LATIHAN:
**A.** Menurut berita tentang penghentian penuntutan berdasarkan keadilan restoratif, berapa permohonan yang disetujui dan berapa jumlah seluruh permohonannya?
**B.** Tulis lanjutan berita tentang penghentian penuntutan berdasarkan keadilan restoratif, dimulai setelah kalimat terakhirnya.

DOKUMEN SUMBER:
****

Plt. JAM-Pidum Setujui 8 Pengajuan Penghentian Penuntutan Berdasarkan Restorative Justice

JAKARTA/86 - Jaksa Agung RI melalui Plt. Jaksa Agung Muda Tindak Pidana Umum (JAM-Pidum) Leonard Eben Ezer Simanjuntak, S.H., M.H. memimpin ekspose dalam rangka menyetujui 8 dari 9 permohonan penghentian penuntutan berdasarkan keadilan restoratif, yaitu:

1. Tersangka Imanuel Paath dari Kejaksaan Negeri Minahasa Selatan, yang disangka melanggar Pasal 351 Ayat (1) KUHP tentang Penganiayaan.
2. Tersangka Marlo Tonny Johanes Koyansow alias Marlo dari Kejaksaan Negeri Minahasa Selatan, yang disangka melanggar Pasal 351 Ayat (1) KUHP tentang Penganiayaan.
3. Tersangka I Agustin Tunggul Prianto als Agus bin Sutaji dan Tersangka II Sunarno als Narno bin Romin dari Kejaksaan Negeri Tanah Bumbu, yang disangka melanggar 480 Ayat (1) KUHP tentang Penadahan.
4. Tersangka Natanael Syahputra bin Beldie dari Kejaksaan Negeri Pulang Pisau, yang disangka melanggar Pasal 351 Ayat (1) KUHP tentang Penganiayaan.
5. Tersangka Osemi Imanuel Tonghael dari Kejaksaan Negeri Alor, yang disangka melanggar Pasal 351 Ayat (1) KUHP tentang Penganiayaan.
6. Tersangka Rimon Lepa dari Kejaksaan Negeri Alor, yang disangka melanggar Pasal 351 Ayat (1) KUHP tentang Penganiayaan.
7. Tersangka Musliadi alias Ludin bin Ali dari Cabang Kejaksaan Negeri Bone Di Kajuara, yang disangka melanggar Pasal 351 Ayat (1) KUHP tentang Penganiayaan.
8. Tersangka Muliaty Djafar alias Muli binti Muh. Djafar Ambo dari Kejaksaan Negeri Makassar, yang disangka melanggar Pasal 378 KUHP tentang Penipuan atau Pasal 372 KUHP tentang Penggelapan.

Alasan pemberian penghentian penuntutan berdasarkan keadilan restoratif ini diberikan antara lain:

• Telah dilaksanakan proses perdamaian dimana Tersangka telah meminta maaf dan korban sudah memberikan permohonan maaf;
• Tersangka belum pernah dihukum;
• Tersangka baru pertama kali melakukan perbuatan pidana;
• Ancaman pidana denda atau penjara tidak lebih dari 5 (lima) tahun;
• Tersangka berjanji tidak akan lagi mengulangi perbuatannya;
• Proses perdamaian dilakukan secara sukarela dengan musyawarah untuk mufakat, tanpa tekanan, paksaan, dan intimidasi;
• Tersangka dan korban setuju untuk tidak melanjutkan permasalahan ke persidangan karena tidak akan membawa manfaat yang lebih besar;
• Pertimbangan sosiologis;
• Masyarakat merespon positif.

****

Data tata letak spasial

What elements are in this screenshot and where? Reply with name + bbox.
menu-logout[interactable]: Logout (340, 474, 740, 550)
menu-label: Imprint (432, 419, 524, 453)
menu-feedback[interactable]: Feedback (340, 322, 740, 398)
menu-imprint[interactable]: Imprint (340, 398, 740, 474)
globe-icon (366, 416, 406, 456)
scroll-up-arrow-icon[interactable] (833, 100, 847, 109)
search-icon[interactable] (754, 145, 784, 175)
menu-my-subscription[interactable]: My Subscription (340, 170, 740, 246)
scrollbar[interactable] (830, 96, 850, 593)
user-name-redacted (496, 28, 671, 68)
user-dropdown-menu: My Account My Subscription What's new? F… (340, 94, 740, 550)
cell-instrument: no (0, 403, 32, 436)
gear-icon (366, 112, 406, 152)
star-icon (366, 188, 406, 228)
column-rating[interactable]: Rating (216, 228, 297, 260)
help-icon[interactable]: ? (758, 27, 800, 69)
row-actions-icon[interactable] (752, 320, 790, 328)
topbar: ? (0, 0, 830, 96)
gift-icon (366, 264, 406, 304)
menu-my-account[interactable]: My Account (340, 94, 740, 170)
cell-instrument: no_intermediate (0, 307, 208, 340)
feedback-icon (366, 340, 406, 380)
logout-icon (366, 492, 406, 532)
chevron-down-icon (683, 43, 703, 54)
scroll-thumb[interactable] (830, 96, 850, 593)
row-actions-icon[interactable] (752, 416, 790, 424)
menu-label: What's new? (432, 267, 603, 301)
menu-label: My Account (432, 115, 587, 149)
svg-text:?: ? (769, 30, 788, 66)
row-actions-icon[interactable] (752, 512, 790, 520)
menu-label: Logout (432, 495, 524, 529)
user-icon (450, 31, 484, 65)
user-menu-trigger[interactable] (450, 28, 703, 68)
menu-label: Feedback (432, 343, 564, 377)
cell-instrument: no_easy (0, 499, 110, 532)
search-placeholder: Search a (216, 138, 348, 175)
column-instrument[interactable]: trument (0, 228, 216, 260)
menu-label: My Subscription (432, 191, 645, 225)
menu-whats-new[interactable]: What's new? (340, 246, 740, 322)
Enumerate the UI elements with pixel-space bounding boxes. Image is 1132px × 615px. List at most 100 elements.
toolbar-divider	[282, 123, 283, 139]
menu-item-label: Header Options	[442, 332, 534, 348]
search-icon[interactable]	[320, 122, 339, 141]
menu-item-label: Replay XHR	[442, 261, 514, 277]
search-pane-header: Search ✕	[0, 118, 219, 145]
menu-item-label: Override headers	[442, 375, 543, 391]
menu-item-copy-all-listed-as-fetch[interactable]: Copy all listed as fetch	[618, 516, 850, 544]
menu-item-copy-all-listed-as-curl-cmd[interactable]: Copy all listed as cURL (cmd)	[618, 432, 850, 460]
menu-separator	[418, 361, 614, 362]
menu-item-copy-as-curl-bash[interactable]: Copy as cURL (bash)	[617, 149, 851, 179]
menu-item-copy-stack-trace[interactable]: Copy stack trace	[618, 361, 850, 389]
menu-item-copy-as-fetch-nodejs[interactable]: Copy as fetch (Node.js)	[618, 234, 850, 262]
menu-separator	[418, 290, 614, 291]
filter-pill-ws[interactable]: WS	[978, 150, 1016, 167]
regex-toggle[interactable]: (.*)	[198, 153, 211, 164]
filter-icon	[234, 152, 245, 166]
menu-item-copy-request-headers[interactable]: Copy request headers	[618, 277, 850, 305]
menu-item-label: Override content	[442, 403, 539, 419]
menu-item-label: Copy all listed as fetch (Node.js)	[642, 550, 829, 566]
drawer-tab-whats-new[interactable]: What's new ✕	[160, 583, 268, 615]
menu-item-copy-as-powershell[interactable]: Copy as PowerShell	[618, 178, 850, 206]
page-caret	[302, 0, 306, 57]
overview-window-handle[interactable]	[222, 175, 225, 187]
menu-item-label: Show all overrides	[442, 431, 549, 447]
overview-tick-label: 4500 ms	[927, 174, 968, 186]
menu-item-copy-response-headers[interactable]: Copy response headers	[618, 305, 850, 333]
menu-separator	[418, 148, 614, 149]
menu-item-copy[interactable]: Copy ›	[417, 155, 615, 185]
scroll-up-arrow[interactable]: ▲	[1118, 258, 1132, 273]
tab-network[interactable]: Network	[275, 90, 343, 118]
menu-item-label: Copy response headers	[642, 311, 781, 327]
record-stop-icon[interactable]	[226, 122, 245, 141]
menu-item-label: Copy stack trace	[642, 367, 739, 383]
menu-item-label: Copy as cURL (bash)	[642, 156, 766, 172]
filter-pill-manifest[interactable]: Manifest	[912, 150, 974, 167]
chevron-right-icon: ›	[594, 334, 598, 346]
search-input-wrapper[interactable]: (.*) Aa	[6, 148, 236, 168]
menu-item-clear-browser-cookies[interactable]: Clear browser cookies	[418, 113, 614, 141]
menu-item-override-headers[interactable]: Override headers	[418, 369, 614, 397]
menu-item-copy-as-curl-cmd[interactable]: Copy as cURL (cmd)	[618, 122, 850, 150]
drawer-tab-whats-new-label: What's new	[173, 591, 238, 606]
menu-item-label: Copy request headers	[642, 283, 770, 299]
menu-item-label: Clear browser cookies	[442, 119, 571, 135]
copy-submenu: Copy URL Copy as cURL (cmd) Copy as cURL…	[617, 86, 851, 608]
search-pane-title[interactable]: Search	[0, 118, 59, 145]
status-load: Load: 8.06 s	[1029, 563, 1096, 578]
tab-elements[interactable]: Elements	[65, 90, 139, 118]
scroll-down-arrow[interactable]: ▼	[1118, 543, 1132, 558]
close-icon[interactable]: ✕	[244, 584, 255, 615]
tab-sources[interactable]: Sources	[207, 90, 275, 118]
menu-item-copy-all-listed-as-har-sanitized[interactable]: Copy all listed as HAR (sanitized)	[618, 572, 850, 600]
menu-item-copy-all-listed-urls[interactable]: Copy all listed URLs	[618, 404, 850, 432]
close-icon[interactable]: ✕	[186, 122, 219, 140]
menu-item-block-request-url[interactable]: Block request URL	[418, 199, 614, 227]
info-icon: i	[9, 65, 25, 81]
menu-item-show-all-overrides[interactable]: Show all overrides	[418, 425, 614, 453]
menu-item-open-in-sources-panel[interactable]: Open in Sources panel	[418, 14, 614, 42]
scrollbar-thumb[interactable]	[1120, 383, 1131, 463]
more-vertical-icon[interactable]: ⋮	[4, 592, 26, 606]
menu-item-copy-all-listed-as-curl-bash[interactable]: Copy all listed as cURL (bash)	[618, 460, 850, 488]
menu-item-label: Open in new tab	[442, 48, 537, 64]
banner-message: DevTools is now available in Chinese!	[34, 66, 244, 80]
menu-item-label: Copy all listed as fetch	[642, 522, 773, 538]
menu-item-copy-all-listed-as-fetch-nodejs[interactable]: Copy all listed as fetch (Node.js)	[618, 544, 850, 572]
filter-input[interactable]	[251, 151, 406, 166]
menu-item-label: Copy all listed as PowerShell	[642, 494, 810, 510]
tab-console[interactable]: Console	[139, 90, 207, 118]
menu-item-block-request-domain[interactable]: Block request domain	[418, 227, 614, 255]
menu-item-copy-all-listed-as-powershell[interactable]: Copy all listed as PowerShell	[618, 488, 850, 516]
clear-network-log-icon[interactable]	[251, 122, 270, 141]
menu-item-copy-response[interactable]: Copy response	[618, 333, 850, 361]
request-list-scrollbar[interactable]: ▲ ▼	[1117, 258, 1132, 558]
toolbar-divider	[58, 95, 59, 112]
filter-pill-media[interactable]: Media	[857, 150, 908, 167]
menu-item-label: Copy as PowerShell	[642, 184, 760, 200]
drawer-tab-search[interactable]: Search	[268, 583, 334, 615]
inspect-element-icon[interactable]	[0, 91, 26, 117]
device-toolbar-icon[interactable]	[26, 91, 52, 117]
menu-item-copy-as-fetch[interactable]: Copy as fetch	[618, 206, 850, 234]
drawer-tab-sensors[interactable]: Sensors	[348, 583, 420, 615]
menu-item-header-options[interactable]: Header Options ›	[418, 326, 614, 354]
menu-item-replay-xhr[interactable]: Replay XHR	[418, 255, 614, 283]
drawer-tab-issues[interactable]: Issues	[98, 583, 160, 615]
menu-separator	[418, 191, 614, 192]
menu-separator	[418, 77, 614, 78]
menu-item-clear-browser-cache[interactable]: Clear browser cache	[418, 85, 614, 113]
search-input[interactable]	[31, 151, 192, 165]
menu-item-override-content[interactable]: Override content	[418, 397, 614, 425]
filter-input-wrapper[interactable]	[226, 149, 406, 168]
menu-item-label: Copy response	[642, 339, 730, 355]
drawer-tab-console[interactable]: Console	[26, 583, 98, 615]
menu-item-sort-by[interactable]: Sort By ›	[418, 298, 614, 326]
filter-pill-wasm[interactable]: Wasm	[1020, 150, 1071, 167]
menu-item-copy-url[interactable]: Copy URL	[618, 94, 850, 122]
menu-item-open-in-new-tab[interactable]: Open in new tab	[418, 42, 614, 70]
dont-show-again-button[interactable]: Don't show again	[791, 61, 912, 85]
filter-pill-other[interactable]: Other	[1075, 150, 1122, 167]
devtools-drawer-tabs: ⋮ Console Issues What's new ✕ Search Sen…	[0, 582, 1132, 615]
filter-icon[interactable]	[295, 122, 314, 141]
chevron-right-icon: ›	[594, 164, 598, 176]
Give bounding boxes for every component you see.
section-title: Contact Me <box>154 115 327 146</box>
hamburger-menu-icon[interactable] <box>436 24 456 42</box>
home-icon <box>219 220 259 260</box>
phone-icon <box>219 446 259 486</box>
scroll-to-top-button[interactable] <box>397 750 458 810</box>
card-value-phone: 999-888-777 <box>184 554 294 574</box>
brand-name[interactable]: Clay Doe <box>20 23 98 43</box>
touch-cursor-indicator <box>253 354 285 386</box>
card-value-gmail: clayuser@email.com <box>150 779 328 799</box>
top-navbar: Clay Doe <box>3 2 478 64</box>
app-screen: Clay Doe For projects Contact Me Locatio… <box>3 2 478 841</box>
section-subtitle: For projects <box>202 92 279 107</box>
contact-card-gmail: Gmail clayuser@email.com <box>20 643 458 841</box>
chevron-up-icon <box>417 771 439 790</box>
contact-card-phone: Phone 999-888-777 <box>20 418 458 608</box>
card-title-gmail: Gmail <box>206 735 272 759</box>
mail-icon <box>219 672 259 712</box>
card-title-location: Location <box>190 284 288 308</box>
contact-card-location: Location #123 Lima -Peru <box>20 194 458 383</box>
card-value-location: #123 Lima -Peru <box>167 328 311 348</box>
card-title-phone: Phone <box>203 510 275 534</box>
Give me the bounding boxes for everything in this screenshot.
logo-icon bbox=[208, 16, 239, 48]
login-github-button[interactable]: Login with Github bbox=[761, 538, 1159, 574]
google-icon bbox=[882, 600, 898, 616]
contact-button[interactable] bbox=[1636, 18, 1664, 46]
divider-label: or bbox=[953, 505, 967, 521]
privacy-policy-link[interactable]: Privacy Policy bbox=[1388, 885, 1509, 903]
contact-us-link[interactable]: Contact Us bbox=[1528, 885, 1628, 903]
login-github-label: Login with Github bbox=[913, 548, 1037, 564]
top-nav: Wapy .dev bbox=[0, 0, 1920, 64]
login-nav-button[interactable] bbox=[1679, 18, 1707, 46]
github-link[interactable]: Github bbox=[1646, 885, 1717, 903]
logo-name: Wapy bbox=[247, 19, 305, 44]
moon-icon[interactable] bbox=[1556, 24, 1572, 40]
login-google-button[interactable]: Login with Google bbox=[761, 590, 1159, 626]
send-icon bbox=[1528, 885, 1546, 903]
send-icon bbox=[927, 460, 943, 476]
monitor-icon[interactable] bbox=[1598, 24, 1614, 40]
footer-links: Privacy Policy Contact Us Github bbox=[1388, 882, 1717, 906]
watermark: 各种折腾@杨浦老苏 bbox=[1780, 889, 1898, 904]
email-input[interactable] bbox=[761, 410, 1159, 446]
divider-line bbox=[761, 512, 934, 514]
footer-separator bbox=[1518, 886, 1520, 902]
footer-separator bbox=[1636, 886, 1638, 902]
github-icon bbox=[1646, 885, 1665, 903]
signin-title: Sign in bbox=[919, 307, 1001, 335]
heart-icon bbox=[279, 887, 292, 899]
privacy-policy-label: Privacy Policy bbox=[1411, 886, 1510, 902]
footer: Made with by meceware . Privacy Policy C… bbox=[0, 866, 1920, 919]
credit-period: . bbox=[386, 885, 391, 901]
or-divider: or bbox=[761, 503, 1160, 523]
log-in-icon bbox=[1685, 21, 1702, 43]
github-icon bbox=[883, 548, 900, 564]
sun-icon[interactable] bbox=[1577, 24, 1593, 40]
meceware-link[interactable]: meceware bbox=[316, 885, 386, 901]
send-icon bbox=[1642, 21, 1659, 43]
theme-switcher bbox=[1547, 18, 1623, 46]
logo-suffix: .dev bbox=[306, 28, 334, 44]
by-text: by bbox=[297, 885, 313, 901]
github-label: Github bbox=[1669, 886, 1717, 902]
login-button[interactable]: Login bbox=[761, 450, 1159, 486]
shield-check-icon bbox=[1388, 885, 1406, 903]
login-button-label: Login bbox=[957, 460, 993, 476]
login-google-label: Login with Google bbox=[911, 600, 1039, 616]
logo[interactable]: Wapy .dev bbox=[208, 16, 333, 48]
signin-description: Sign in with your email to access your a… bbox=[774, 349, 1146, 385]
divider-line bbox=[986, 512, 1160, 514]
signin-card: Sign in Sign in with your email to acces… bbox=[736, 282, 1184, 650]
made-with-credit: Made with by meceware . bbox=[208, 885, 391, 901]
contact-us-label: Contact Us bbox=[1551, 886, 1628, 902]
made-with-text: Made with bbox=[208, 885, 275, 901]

****

KUNCI JAWABAN:
**A.** Sebanyak 8 dari 9 permohonan disetujui.

**B.**
Sementara berkas perkara atas nama Tersangka Sari Juwita Mustafa alias Ita binti Mustafa dari Kejaksaan Negeri Sidenreng Rappang yang disangka 378 KUHP tentang Penipuan Subsidair Pasal 372 KUHP tentang Penggelapan, tidak dikabulkan Permohonan Penghentian Penuntutan Berdasarkan Keadilan Restoratif. Hal ini dikarenakan perbuatan atau tindak pidana yang telah dilakukan oleh Tersangka, bertentangan dengan nilai-nilai dasar sesuai Peraturan Jaksa Agung Nomor 15 Tahun 2020 tentang Penghentian Penuntutan Berdasarkan Keadilan Restoratif.

Selanjutnya, Plt. JAM-Pidum memerintahkan kepada Para Kepala Kejaksaan Negeri dan Kepala Cabang Kejaksaan Negeri untuk menerbitkan Surat Ketetapan Penghentian Penuntutan (SKP2) Berdasarkan Keadilan Restoratif sesuai Peraturan Kejaksaan Republik Indonesia Nomor 15 Tahun 2020 dan Surat Edaran JAM-Pidum Nomor: 01/E/EJP/02/2022 tanggal 10 Februari 2022 tentang Pelaksanaan Penghentian Penuntutan Berdasarkan Keadilan Restoratif sebagai perwujudan kepastian hukum. (BangDodi)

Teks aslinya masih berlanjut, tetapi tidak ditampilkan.